• WORK REQUIRED
For each line that holds "primary", copy the line out.

• INPUT MATERIAL
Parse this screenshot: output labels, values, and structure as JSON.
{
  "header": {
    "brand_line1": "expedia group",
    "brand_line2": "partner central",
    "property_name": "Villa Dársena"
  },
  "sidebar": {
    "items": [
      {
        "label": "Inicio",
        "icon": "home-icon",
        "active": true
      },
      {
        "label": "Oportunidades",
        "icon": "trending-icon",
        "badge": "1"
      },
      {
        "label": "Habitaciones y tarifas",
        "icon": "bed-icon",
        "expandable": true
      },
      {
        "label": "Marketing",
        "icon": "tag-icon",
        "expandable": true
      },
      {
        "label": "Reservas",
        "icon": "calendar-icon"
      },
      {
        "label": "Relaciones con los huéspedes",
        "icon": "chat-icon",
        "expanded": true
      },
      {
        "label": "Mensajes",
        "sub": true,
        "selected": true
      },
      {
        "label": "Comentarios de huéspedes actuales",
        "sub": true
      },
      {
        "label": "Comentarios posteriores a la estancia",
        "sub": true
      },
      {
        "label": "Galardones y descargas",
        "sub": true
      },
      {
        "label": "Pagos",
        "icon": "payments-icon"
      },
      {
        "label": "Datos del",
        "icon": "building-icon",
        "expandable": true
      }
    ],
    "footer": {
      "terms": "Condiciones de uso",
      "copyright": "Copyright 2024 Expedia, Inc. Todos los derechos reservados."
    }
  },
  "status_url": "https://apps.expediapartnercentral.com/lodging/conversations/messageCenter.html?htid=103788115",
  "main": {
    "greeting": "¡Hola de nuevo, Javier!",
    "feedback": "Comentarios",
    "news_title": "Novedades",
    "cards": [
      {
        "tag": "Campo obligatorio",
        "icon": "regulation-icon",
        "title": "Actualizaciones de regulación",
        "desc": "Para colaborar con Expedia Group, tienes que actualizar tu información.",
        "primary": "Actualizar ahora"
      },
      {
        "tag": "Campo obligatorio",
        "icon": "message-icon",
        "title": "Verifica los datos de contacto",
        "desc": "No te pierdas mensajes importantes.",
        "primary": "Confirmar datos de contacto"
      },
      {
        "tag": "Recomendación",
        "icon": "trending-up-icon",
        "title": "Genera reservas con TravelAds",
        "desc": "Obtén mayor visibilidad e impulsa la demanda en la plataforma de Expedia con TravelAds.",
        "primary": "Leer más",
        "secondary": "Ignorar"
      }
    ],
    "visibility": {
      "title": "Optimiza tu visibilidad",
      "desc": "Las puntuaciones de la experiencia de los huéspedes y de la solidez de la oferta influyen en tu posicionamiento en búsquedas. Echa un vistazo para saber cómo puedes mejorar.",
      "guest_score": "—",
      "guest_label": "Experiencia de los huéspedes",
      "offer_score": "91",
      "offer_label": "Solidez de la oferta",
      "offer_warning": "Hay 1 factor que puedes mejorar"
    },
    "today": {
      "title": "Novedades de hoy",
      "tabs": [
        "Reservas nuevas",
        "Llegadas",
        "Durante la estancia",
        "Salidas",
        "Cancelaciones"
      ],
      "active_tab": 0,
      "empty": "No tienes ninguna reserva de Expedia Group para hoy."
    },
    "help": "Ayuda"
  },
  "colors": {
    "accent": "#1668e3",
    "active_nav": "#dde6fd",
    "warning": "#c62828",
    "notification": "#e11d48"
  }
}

• ANSWER TO THIS PROBLEM
        "primary": "Actualizar ahora"
        "primary": "Confirmar datos de contacto"
        "primary": "Leer más",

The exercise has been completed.